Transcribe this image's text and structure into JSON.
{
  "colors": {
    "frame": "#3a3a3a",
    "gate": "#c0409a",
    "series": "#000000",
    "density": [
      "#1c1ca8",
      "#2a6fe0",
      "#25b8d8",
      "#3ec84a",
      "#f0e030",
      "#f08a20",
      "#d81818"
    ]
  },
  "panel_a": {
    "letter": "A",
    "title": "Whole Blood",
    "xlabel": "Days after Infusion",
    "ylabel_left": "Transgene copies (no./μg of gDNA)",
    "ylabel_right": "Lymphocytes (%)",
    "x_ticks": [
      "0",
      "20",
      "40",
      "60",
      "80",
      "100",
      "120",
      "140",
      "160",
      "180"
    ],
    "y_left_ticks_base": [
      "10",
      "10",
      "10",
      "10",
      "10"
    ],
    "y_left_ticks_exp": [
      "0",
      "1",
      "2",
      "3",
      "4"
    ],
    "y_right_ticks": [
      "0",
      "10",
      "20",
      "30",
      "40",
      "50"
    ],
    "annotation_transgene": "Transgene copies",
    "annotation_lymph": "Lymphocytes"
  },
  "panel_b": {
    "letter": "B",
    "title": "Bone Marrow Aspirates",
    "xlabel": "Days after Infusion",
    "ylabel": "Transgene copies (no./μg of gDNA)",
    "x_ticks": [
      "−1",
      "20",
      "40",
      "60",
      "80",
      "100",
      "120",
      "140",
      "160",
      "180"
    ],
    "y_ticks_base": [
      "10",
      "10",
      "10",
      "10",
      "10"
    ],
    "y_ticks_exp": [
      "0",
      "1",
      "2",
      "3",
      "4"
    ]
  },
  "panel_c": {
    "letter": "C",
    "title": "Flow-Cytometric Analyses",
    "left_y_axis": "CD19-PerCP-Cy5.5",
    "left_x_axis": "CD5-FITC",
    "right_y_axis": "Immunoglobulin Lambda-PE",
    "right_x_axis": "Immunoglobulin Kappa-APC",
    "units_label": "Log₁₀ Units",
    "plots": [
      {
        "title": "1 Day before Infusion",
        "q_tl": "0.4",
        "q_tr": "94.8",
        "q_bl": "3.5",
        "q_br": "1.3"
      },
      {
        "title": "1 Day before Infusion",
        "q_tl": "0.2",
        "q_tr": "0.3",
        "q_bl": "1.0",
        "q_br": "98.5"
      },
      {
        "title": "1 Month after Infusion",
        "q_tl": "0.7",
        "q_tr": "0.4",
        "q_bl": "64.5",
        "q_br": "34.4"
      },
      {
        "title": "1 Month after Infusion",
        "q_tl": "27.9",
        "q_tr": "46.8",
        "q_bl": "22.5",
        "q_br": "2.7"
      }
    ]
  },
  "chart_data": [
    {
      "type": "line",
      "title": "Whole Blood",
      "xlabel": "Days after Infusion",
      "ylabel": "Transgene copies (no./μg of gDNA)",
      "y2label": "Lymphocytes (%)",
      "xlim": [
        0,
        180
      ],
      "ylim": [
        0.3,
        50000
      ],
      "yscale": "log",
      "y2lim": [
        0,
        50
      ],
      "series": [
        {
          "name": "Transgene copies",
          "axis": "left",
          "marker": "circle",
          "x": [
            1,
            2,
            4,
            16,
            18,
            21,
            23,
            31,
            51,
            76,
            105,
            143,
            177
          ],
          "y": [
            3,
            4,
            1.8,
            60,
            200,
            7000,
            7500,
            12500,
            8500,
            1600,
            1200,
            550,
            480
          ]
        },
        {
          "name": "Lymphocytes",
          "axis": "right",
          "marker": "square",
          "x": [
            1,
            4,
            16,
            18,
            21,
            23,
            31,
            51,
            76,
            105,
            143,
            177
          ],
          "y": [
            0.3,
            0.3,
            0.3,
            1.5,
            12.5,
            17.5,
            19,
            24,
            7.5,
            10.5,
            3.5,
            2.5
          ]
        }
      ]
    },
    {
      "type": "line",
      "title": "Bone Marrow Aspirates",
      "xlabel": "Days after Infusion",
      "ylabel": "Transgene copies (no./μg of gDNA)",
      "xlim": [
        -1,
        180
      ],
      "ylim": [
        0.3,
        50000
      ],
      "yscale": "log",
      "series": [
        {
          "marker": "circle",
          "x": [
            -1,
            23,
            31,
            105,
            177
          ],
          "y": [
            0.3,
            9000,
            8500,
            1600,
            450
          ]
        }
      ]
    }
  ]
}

* _PROBLEM TO WORK ON_
Repeat the data precisely, line by line.

* _EXERCISE RESPONSE_
Transcribe this image's text and structure into JSON.
{
  "colors": {
    "frame": "#3a3a3a",
    "gate": "#c0409a",
    "series": "#000000",
    "density": [
      "#1c1ca8",
      "#2a6fe0",
      "#25b8d8",
      "#3ec84a",
      "#f0e030",
      "#f08a20",
      "#d81818"
    ]
  },
  "panel_a": {
    "letter": "A",
    "title": "Whole Blood",
    "xlabel": "Days after Infusion",
    "ylabel_left": "Transgene copies (no./μg of gDNA)",
    "ylabel_right": "Lymphocytes (%)",
    "x_ticks": [
      "0",
      "20",
      "40",
      "60",
      "80",
      "100",
      "120",
      "140",
      "160",
      "180"
    ],
    "y_left_ticks_base": [
      "10",
      "10",
      "10",
      "10",
      "10"
    ],
    "y_left_ticks_exp": [
      "0",
      "1",
      "2",
      "3",
      "4"
    ],
    "y_right_ticks": [
      "0",
      "10",
      "20",
      "30",
      "40",
      "50"
    ],
    "annotation_transgene": "Transgene copies",
    "annotation_lymph": "Lymphocytes"
  },
  "panel_b": {
    "letter": "B",
    "title": "Bone Marrow Aspirates",
    "xlabel": "Days after Infusion",
    "ylabel": "Transgene copies (no./μg of gDNA)",
    "x_ticks": [
      "−1",
      "20",
      "40",
      "60",
      "80",
      "100",
      "120",
      "140",
      "160",
      "180"
    ],
    "y_ticks_base": [
      "10",
      "10",
      "10",
      "10",
      "10"
    ],
    "y_ticks_exp": [
      "0",
      "1",
      "2",
      "3",
      "4"
    ]
  },
  "panel_c": {
    "letter": "C",
    "title": "Flow-Cytometric Analyses",
    "left_y_axis": "CD19-PerCP-Cy5.5",
    "left_x_axis": "CD5-FITC",
    "right_y_axis": "Immunoglobulin Lambda-PE",
    "right_x_axis": "Immunoglobulin Kappa-APC",
    "units_label": "Log₁₀ Units",
    "plots": [
      {
        "title": "1 Day before Infusion",
        "q_tl": "0.4",
        "q_tr": "94.8",
        "q_bl": "3.5",
        "q_br": "1.3"
      },
      {
        "title": "1 Day before Infusion",
        "q_tl": "0.2",
        "q_tr": "0.3",
        "q_bl": "1.0",
        "q_br": "98.5"
      },
      {
        "title": "1 Month after Infusion",
        "q_tl": "0.7",
        "q_tr": "0.4",
        "q_bl": "64.5",
        "q_br": "34.4"
      },
      {
        "title": "1 Month after Infusion",
        "q_tl": "27.9",
        "q_tr": "46.8",
        "q_bl": "22.5",
        "q_br": "2.7"
      }
    ]
  },
  "chart_data": [
    {
      "type": "line",
      "title": "Whole Blood",
      "xlabel": "Days after Infusion",
      "ylabel": "Transgene copies (no./μg of gDNA)",
      "y2label": "Lymphocytes (%)",
      "xlim": [
        0,
        180
      ],
      "ylim": [
        0.3,
        50000
      ],
      "yscale": "log",
      "y2lim": [
        0,
        50
      ],
      "series": [
        {
          "name": "Transgene copies",
          "axis": "left",
          "marker": "circle",
          "x": [
            1,
            2,
            4,
            16,
            18,
            21,
            23,
            31,
            51,
            76,
            105,
            143,
            177
          ],
          "y": [
            3,
            4,
            1.8,
            60,
            200,
            7000,
            7500,
            12500,
            8500,
            1600,
            1200,
            550,
            480
          ]
        },
        {
          "name": "Lymphocytes",
          "axis": "right",
          "marker": "square",
          "x": [
            1,
            4,
            16,
            18,
            21,
            23,
            31,
            51,
            76,
            105,
            143,
            177
          ],
          "y": [
            0.3,
            0.3,
            0.3,
            1.5,
            12.5,
            17.5,
            19,
            24,
            7.5,
            10.5,
            3.5,
            2.5
          ]
        }
      ]
    },
    {
      "type": "line",
      "title": "Bone Marrow Aspirates",
      "xlabel": "Days after Infusion",
      "ylabel": "Transgene copies (no./μg of gDNA)",
      "xlim": [
        -1,
        180
      ],
      "ylim": [
        0.3,
        50000
      ],
      "yscale": "log",
      "series": [
        {
          "marker": "circle",
          "x": [
            -1,
            23,
            31,
            105,
            177
          ],
          "y": [
            0.3,
            9000,
            8500,
            1600,
            450
          ]
        }
      ]
    }
  ]
}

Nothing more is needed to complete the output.